(Records from a collection of figures)
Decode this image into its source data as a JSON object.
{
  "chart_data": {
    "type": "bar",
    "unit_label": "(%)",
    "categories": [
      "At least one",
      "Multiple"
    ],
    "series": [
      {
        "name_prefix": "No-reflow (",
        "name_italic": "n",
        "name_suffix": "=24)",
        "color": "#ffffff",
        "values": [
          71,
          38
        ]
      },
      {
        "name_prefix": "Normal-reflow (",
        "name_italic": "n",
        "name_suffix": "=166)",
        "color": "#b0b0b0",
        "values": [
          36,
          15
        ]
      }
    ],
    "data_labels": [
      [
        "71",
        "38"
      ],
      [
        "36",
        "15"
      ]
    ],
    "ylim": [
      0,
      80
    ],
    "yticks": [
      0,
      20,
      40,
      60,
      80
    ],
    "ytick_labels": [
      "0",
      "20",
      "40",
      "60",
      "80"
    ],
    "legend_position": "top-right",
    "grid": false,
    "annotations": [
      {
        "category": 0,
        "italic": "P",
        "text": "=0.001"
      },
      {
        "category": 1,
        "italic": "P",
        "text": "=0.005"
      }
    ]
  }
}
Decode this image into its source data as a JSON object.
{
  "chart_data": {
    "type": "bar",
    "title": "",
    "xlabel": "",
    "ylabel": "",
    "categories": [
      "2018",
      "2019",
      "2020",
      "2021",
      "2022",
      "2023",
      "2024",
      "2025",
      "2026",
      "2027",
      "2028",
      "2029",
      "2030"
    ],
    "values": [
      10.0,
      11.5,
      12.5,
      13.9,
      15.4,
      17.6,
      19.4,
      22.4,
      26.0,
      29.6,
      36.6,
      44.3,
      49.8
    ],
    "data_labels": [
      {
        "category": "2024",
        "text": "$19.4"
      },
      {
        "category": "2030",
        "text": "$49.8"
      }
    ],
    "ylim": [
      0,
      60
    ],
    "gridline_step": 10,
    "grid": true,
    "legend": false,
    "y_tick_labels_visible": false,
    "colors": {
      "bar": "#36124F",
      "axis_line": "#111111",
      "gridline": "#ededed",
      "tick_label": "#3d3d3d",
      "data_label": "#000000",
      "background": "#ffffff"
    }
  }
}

What is being asked:
Working from the material above, retype it in its entirety without change.

Exercise output:
Decode this image into its source data as a JSON object.
{
  "chart_data": {
    "type": "bar",
    "unit_label": "(%)",
    "categories": [
      "At least one",
      "Multiple"
    ],
    "series": [
      {
        "name_prefix": "No-reflow (",
        "name_italic": "n",
        "name_suffix": "=24)",
        "color": "#ffffff",
        "values": [
          71,
          38
        ]
      },
      {
        "name_prefix": "Normal-reflow (",
        "name_italic": "n",
        "name_suffix": "=166)",
        "color": "#b0b0b0",
        "values": [
          36,
          15
        ]
      }
    ],
    "data_labels": [
      [
        "71",
        "38"
      ],
      [
        "36",
        "15"
      ]
    ],
    "ylim": [
      0,
      80
    ],
    "yticks": [
      0,
      20,
      40,
      60,
      80
    ],
    "ytick_labels": [
      "0",
      "20",
      "40",
      "60",
      "80"
    ],
    "legend_position": "top-right",
    "grid": false,
    "annotations": [
      {
        "category": 0,
        "italic": "P",
        "text": "=0.001"
      },
      {
        "category": 1,
        "italic": "P",
        "text": "=0.005"
      }
    ]
  }
}
Decode this image into its source data as a JSON object.
{
  "chart_data": {
    "type": "bar",
    "title": "",
    "xlabel": "",
    "ylabel": "",
    "categories": [
      "2018",
      "2019",
      "2020",
      "2021",
      "2022",
      "2023",
      "2024",
      "2025",
      "2026",
      "2027",
      "2028",
      "2029",
      "2030"
    ],
    "values": [
      10.0,
      11.5,
      12.5,
      13.9,
      15.4,
      17.6,
      19.4,
      22.4,
      26.0,
      29.6,
      36.6,
      44.3,
      49.8
    ],
    "data_labels": [
      {
        "category": "2024",
        "text": "$19.4"
      },
      {
        "category": "2030",
        "text": "$49.8"
      }
    ],
    "ylim": [
      0,
      60
    ],
    "gridline_step": 10,
    "grid": true,
    "legend": false,
    "y_tick_labels_visible": false,
    "colors": {
      "bar": "#36124F",
      "axis_line": "#111111",
      "gridline": "#ededed",
      "tick_label": "#3d3d3d",
      "data_label": "#000000",
      "background": "#ffffff"
    }
  }
}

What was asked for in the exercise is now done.